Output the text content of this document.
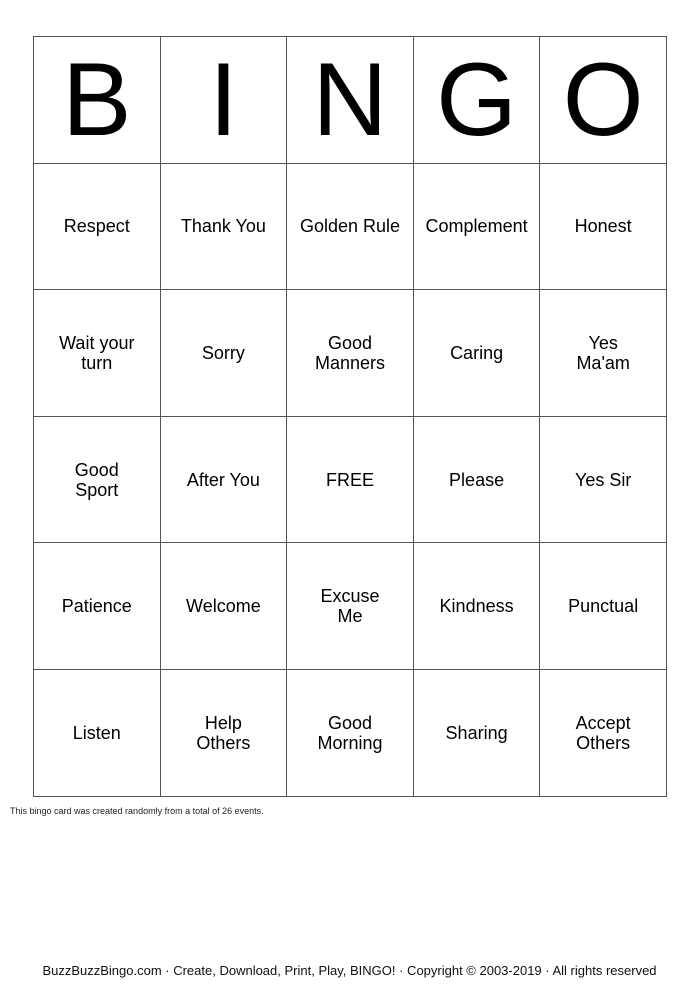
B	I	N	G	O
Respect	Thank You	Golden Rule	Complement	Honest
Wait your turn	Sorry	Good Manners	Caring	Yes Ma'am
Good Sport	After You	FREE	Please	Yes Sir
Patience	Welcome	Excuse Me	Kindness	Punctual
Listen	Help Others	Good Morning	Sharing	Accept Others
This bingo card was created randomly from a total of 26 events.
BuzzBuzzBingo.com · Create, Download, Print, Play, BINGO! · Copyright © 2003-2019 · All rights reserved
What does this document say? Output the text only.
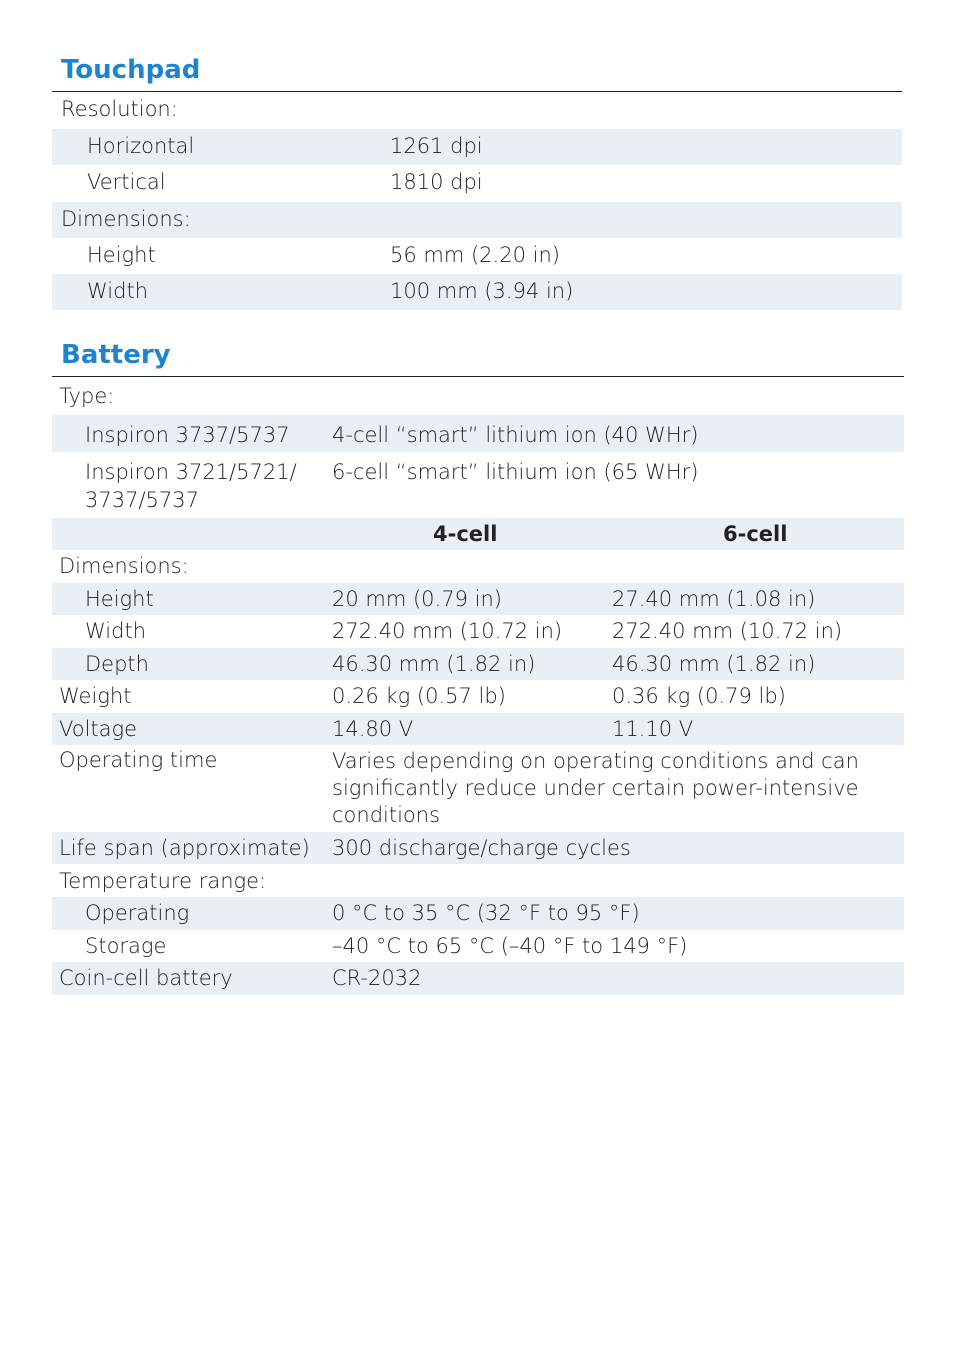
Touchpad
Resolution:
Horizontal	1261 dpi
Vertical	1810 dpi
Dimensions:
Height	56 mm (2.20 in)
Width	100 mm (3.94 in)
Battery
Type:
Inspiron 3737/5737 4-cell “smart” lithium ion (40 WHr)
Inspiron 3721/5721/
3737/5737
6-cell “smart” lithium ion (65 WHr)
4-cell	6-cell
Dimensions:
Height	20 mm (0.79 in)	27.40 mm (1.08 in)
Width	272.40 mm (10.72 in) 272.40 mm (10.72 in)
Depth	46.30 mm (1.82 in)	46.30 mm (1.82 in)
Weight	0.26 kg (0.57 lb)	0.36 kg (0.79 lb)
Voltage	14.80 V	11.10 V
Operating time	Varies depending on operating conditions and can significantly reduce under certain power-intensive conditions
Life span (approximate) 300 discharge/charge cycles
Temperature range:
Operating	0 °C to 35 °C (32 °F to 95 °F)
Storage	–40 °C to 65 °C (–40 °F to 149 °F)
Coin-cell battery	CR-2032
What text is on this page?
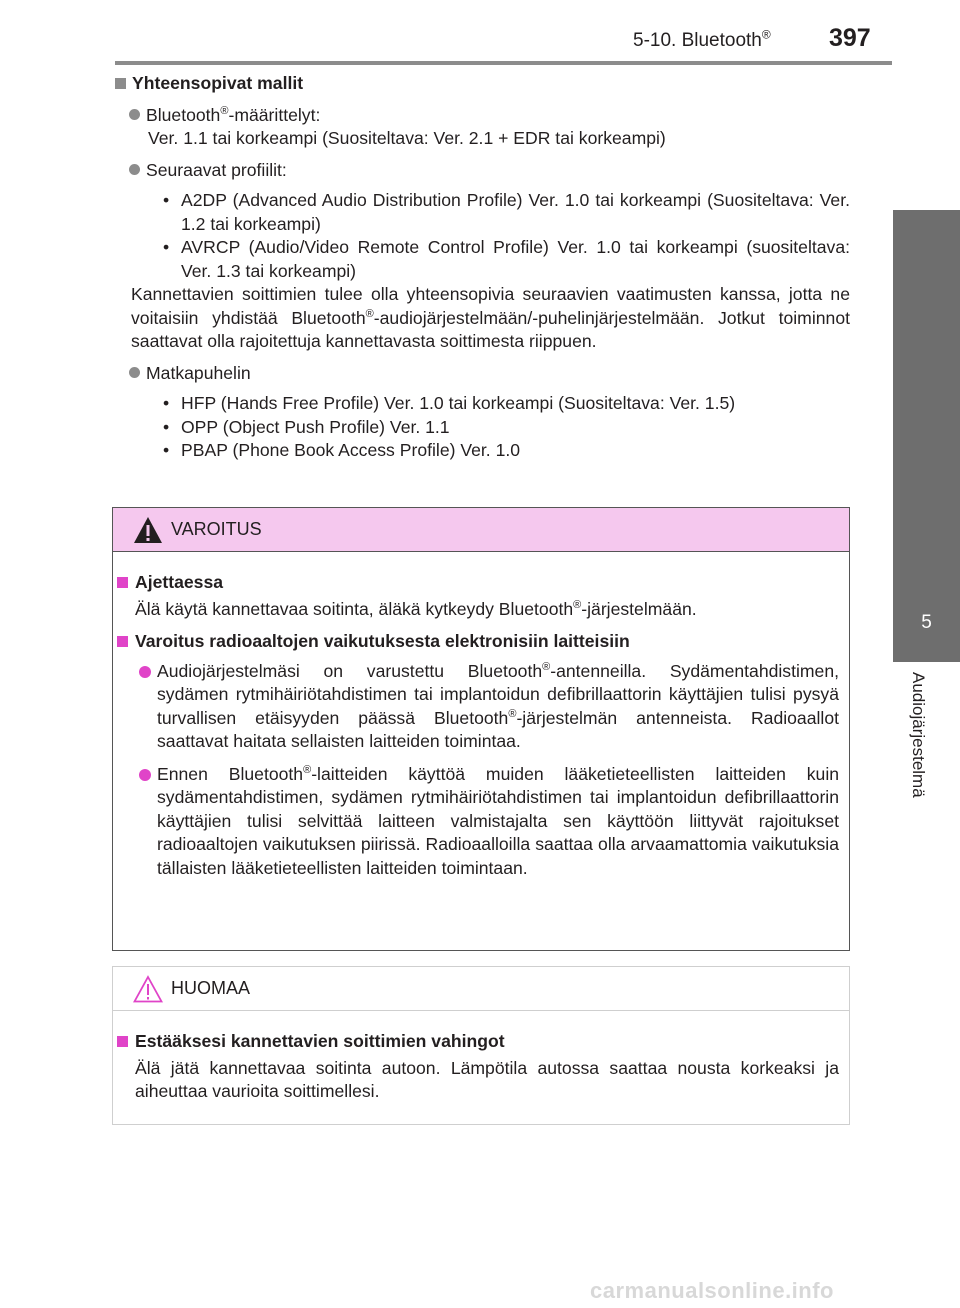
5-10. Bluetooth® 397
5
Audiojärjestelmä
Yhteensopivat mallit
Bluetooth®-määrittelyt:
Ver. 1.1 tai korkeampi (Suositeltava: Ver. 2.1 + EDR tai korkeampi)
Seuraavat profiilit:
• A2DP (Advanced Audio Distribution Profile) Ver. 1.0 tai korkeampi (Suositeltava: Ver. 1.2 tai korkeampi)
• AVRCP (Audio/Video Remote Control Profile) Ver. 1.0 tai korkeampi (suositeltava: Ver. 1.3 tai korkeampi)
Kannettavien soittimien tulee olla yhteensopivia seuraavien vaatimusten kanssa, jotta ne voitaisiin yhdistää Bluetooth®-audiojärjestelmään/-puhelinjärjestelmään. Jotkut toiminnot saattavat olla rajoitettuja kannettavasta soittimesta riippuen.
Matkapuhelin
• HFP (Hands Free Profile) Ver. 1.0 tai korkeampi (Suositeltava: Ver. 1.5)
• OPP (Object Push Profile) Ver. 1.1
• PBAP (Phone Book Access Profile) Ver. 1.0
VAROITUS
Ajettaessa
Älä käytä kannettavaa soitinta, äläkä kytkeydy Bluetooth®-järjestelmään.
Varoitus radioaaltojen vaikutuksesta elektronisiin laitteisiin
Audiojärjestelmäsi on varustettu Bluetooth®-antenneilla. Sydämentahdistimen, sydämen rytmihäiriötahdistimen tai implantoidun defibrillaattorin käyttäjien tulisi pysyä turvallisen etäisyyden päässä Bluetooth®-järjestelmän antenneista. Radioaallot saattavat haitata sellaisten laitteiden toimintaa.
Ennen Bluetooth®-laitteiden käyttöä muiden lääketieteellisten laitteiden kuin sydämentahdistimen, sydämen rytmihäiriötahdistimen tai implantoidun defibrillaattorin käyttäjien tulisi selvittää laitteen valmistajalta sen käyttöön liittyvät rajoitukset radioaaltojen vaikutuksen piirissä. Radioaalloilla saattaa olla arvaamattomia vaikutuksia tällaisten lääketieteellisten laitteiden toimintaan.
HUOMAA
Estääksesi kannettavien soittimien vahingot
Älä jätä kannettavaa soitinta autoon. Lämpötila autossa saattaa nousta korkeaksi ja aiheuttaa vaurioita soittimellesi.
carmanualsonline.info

---+---

● Stated goal:
In the records above, locate every line with the string "What" and copy it.

● Result:
What does this document say? Output the text only.
What text is on this page?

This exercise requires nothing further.